Collected data
-- START --

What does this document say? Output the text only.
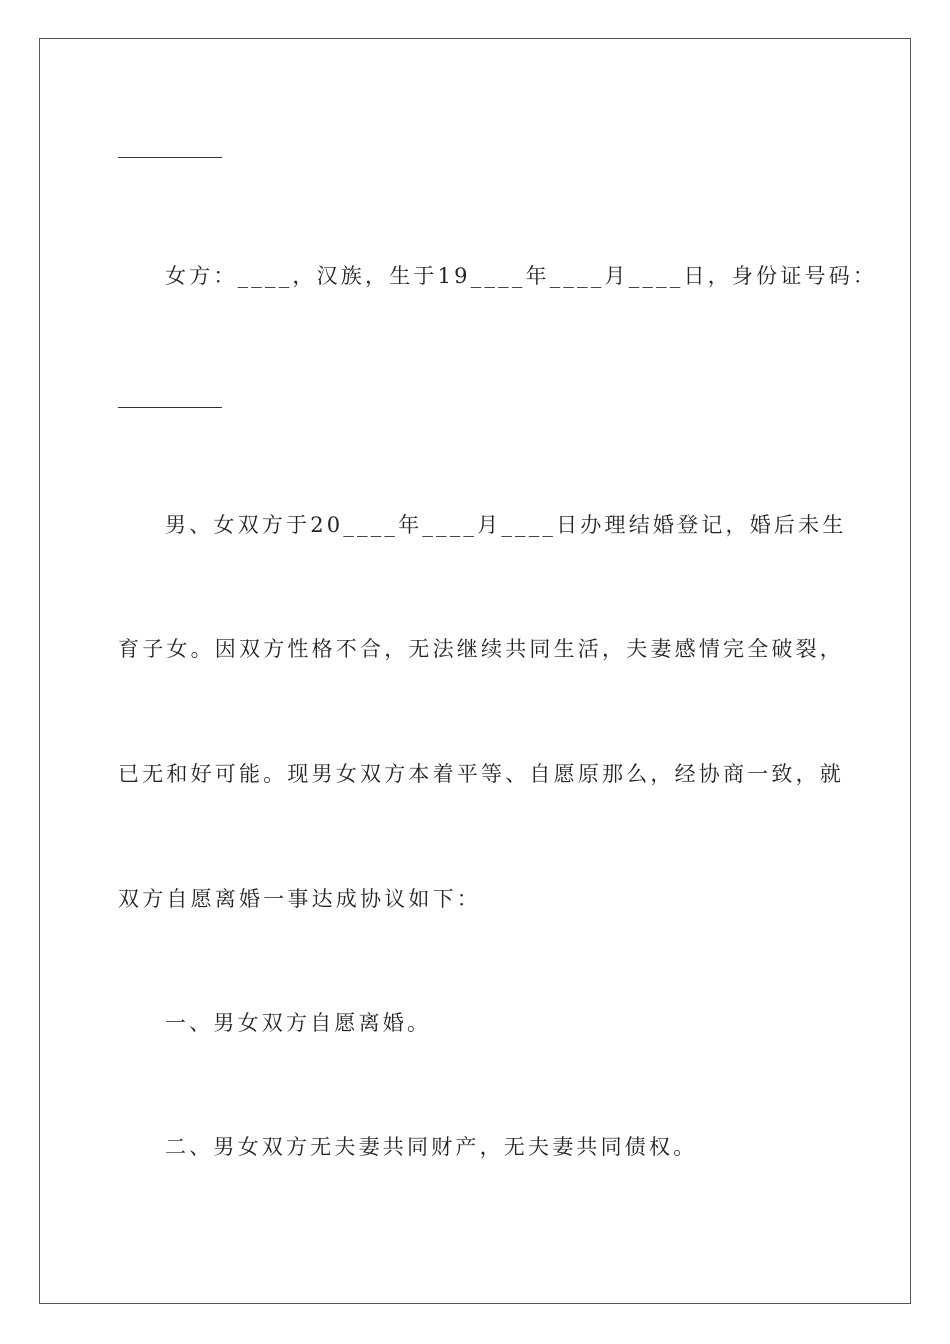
女方：____，汉族，生于19____年____月____日，身份证号码：
男、女双方于20____年____月____日办理结婚登记，婚后未生
育子女。因双方性格不合，无法继续共同生活，夫妻感情完全破裂，
已无和好可能。现男女双方本着平等、自愿原那么，经协商一致，就
双方自愿离婚一事达成协议如下：
一、男女双方自愿离婚。
二、男女双方无夫妻共同财产，无夫妻共同债权。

-- END --

All of the material above is to be copied exactly, except for its images.

### WRITTEN RESPONSE:
What does this document say? Output the text only.
女方：____，汉族，生于19____年____月____日，身份证号码：
男、女双方于20____年____月____日办理结婚登记，婚后未生
育子女。因双方性格不合，无法继续共同生活，夫妻感情完全破裂，
已无和好可能。现男女双方本着平等、自愿原那么，经协商一致，就
双方自愿离婚一事达成协议如下：
一、男女双方自愿离婚。
二、男女双方无夫妻共同财产，无夫妻共同债权。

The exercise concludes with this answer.